## START Rows

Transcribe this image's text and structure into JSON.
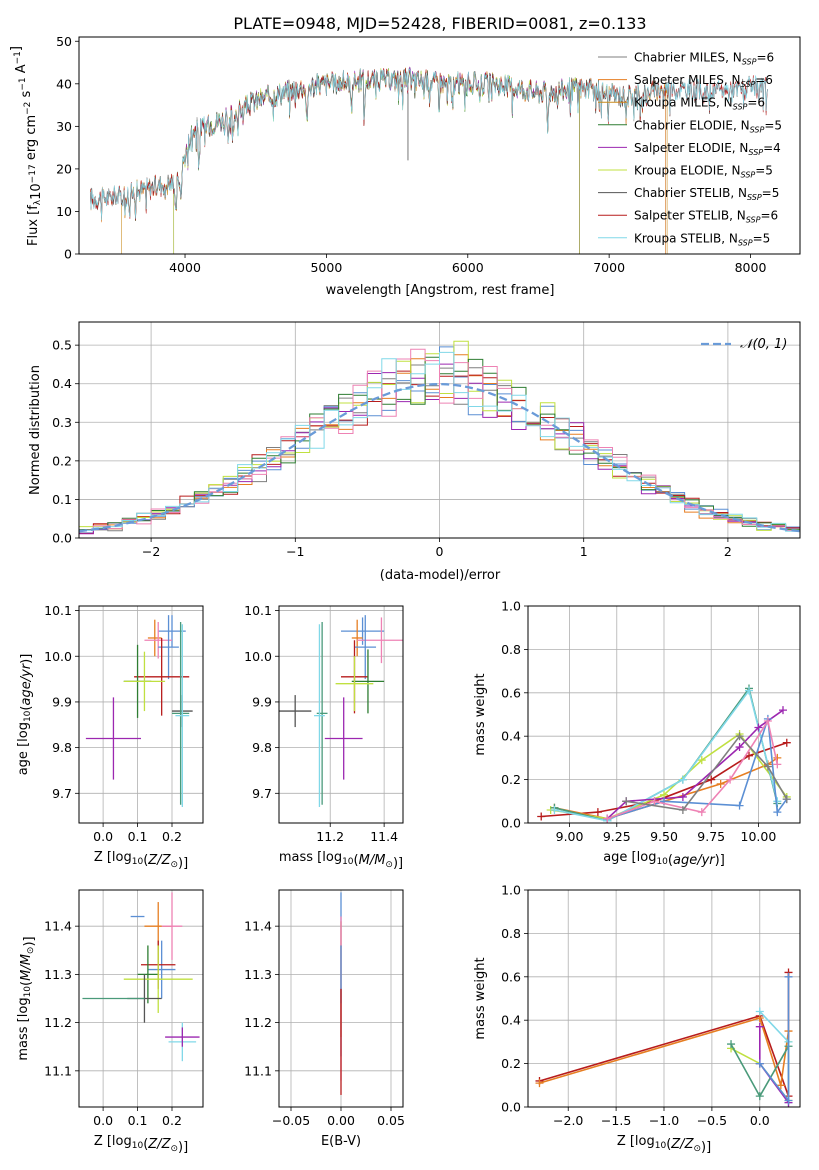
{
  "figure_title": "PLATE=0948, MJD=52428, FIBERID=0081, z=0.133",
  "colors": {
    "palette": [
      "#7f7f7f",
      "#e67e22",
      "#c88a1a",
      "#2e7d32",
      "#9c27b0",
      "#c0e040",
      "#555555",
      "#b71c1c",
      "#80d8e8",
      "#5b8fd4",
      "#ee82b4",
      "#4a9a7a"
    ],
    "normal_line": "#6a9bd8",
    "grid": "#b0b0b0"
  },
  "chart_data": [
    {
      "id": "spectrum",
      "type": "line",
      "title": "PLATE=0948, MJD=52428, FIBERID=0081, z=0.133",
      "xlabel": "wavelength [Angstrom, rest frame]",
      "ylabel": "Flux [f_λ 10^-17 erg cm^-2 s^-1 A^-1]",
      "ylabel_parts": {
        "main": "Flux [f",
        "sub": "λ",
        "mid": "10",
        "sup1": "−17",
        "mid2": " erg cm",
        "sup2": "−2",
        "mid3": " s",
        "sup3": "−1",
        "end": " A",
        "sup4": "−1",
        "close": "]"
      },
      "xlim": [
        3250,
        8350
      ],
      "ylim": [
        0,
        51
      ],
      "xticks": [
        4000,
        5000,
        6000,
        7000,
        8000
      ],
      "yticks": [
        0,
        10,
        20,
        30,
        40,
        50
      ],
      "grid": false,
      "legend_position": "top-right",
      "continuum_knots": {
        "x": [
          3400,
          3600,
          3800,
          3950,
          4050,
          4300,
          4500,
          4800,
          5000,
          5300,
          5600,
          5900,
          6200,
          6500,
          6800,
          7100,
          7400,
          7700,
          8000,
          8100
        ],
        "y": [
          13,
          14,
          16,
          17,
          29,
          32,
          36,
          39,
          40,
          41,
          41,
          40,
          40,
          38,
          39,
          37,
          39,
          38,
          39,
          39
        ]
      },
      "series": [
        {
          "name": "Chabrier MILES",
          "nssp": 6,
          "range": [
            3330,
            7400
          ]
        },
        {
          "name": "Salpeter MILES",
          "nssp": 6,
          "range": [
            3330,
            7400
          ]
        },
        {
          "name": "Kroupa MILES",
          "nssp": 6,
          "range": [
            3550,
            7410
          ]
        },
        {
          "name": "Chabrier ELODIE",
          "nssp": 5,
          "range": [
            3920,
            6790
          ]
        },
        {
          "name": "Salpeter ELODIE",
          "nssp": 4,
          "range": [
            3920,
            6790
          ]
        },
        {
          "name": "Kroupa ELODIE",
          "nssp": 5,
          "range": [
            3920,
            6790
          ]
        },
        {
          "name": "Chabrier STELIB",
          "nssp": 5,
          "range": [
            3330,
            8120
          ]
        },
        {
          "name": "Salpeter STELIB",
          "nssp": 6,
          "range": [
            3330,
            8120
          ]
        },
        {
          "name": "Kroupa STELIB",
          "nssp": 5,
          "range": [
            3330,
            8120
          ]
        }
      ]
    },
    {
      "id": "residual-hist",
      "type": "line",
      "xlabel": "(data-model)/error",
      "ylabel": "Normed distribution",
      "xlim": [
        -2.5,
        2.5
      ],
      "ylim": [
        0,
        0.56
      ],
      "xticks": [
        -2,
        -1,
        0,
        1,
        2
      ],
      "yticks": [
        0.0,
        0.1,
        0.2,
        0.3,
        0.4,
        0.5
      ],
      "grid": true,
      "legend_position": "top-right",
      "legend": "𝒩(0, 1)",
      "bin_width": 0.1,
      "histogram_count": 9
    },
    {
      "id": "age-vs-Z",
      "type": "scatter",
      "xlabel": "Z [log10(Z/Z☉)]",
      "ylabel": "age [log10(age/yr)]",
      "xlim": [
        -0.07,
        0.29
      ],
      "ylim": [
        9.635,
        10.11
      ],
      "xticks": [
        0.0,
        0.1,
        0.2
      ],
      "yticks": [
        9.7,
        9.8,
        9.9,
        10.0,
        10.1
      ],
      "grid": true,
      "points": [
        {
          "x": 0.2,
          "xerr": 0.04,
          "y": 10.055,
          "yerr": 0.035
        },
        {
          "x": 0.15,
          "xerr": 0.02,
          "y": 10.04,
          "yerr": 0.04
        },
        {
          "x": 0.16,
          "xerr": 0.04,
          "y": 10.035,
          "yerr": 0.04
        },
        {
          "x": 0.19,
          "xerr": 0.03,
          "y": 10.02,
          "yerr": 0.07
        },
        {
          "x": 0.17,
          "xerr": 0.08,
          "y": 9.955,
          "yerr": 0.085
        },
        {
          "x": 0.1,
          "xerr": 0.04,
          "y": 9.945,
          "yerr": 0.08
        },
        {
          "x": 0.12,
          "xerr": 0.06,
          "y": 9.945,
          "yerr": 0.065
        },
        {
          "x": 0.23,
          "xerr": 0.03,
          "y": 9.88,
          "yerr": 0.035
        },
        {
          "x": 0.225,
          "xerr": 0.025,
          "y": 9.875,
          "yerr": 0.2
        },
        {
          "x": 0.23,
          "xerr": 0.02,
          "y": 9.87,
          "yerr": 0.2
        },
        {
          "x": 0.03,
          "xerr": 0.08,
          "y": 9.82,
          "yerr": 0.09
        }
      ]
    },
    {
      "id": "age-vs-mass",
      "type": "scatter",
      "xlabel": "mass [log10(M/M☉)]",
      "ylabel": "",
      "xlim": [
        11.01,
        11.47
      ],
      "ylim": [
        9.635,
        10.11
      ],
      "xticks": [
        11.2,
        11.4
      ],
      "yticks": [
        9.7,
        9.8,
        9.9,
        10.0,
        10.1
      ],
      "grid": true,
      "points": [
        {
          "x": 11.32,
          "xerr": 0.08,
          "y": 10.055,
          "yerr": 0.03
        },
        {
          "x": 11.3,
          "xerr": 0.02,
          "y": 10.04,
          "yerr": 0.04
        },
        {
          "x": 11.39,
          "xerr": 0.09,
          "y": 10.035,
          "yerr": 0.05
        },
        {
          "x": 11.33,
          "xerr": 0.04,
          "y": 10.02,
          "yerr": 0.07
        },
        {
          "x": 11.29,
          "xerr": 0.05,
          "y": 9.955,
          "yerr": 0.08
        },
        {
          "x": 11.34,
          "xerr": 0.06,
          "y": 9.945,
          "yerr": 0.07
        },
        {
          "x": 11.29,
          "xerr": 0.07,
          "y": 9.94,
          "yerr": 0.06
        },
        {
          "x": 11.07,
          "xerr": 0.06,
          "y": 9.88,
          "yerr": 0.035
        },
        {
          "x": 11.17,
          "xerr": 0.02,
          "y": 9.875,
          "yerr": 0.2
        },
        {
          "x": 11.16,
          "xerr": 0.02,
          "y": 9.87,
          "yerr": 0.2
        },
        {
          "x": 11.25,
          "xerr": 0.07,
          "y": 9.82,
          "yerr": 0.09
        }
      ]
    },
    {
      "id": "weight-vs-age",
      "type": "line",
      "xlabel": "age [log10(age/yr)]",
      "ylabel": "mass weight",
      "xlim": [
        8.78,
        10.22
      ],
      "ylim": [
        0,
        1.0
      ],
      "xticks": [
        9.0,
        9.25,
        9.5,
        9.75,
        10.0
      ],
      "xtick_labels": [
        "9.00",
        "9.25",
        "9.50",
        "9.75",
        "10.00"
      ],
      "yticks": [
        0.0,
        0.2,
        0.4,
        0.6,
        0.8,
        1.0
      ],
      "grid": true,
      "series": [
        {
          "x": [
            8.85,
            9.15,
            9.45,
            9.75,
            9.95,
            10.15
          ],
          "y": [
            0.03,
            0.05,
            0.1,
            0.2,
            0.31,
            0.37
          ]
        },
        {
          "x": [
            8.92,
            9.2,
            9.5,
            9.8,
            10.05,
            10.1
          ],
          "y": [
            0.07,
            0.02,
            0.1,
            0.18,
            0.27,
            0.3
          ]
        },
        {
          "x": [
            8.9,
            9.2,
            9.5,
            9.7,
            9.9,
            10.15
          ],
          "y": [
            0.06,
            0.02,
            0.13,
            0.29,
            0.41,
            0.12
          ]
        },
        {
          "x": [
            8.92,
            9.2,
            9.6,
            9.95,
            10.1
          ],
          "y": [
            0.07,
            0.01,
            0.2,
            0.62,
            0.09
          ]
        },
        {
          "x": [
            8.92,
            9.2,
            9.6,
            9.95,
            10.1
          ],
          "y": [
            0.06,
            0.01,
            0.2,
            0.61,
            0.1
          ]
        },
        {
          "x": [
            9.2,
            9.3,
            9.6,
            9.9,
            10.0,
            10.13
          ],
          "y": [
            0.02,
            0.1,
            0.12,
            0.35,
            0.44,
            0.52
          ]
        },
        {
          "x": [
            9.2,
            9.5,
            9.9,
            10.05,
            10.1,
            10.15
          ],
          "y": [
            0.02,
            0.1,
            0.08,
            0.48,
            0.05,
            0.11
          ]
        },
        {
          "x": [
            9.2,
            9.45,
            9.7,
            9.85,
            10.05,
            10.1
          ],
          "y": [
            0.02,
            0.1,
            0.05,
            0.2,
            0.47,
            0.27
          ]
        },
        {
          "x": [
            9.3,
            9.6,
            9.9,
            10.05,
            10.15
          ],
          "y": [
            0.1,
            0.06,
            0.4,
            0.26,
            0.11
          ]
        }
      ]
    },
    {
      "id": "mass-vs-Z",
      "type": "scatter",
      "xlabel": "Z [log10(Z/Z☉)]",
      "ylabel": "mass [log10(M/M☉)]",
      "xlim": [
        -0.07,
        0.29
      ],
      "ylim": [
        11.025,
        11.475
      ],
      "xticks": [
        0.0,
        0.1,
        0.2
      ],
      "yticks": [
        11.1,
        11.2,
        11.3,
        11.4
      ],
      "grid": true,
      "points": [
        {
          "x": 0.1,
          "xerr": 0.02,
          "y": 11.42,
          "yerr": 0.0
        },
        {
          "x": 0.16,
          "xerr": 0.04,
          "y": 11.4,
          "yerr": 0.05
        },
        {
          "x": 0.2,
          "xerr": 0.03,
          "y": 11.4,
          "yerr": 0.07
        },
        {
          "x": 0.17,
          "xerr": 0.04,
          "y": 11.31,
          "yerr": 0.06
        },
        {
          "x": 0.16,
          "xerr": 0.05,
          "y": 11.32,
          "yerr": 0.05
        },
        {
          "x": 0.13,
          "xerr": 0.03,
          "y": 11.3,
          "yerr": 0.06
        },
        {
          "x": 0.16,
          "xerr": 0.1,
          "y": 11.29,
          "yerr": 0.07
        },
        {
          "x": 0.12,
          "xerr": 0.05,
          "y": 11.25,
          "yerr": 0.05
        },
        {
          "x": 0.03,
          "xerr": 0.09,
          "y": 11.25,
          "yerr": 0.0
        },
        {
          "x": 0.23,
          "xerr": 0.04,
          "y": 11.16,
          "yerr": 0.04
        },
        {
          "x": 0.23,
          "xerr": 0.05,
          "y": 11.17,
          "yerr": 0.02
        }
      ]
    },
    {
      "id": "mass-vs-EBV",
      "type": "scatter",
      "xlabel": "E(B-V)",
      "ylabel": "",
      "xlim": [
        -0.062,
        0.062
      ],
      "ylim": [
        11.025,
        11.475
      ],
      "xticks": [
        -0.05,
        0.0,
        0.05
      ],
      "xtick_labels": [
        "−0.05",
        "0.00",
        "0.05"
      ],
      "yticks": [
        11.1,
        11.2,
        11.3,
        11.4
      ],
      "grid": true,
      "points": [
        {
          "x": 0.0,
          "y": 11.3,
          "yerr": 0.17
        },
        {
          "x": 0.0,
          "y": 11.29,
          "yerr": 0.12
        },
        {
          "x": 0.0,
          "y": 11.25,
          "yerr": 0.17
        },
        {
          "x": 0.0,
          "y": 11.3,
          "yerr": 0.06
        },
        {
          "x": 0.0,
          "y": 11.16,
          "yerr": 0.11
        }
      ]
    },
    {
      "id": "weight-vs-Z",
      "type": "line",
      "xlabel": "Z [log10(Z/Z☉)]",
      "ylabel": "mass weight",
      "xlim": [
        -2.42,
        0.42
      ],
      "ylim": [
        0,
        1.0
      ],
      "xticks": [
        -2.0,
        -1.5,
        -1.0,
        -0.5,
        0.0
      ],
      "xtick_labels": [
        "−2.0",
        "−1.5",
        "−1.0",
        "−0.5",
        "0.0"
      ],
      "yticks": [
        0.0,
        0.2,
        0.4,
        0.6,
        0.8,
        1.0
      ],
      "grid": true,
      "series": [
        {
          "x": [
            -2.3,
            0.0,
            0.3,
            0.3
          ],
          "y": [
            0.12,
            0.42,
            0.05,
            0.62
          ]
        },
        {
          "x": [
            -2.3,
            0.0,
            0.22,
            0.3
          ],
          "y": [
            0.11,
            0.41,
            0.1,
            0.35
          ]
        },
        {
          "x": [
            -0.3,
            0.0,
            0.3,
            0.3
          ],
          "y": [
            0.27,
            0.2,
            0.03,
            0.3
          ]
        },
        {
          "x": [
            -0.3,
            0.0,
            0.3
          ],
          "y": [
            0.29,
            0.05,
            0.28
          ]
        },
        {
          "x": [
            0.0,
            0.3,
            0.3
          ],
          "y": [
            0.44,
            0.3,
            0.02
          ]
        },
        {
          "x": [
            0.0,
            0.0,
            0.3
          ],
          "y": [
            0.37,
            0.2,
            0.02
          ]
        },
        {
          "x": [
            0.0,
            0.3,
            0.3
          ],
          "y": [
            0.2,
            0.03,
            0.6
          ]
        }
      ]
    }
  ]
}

## END Rows

Requirement -> Collect each line containing the string "ELODIE".

The answer ->
          "name": "Chabrier ELODIE",
          "name": "Salpeter ELODIE",
          "name": "Kroupa ELODIE",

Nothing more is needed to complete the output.